* [Entries shown]
----

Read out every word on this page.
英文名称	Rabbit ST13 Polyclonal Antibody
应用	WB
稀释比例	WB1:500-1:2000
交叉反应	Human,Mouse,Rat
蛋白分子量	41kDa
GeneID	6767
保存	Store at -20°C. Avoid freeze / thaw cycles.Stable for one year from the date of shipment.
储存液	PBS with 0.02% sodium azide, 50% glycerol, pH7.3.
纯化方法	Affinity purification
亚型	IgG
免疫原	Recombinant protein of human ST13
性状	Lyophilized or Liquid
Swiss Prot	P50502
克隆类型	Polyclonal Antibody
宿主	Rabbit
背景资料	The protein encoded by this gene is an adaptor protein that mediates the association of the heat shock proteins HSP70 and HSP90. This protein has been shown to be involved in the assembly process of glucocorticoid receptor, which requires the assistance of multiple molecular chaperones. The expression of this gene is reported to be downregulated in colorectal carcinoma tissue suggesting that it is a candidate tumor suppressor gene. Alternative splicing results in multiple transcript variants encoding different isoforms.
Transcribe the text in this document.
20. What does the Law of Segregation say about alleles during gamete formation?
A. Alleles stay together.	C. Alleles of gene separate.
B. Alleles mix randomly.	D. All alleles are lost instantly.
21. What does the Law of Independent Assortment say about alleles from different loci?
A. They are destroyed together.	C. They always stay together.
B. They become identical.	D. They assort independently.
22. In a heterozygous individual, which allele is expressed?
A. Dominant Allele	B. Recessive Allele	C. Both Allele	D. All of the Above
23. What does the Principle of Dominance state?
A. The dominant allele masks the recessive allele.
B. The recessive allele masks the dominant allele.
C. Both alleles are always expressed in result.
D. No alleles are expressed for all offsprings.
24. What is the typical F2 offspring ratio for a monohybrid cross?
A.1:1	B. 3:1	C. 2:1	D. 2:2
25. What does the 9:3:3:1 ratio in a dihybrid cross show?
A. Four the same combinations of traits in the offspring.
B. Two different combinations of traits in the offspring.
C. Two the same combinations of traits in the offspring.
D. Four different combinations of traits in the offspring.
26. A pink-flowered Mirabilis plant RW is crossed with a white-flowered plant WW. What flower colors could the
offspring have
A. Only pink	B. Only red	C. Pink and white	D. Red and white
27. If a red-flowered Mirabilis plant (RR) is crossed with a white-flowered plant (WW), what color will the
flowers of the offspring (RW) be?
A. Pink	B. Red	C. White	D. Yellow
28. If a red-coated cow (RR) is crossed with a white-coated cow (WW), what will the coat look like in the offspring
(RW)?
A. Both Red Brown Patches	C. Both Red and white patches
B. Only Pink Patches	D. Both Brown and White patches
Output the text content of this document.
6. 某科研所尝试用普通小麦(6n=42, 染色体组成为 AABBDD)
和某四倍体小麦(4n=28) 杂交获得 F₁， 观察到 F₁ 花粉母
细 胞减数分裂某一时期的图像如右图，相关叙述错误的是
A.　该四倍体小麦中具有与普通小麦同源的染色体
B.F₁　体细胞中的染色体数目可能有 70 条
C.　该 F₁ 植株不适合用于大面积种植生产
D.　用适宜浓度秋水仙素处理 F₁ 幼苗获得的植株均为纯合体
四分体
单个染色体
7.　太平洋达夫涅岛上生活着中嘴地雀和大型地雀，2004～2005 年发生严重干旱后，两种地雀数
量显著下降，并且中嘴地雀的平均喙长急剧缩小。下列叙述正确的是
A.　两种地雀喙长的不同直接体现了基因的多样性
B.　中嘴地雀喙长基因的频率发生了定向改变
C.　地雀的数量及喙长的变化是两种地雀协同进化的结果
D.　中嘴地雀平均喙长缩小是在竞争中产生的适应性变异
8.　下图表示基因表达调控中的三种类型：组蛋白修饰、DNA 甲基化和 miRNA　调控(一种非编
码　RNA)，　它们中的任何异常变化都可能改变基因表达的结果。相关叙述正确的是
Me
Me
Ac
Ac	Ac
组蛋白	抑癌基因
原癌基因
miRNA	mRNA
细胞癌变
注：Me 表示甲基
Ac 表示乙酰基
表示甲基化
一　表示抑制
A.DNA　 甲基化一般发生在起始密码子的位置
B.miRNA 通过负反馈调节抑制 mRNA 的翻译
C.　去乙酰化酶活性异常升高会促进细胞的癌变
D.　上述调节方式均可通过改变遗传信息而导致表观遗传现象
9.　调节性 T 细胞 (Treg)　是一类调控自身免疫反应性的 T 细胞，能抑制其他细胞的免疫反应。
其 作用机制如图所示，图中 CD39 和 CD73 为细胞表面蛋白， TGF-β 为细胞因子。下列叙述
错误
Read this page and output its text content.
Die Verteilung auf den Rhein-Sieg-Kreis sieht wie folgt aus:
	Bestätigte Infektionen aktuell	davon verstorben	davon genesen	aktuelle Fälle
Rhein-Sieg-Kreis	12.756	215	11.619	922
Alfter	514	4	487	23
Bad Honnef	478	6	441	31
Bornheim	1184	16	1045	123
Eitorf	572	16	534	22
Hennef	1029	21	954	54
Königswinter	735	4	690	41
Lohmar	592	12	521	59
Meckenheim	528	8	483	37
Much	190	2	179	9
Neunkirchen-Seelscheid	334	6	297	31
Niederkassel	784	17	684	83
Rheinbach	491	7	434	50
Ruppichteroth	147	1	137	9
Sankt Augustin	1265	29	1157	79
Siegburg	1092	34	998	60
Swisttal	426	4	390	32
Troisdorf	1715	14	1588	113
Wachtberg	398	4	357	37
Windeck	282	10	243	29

----

* [What is needed]
Which lines in the data hold the string "Read"? Copy each of them.

* [Result of this task]
Read out every word on this page.
Read this page and output its text content.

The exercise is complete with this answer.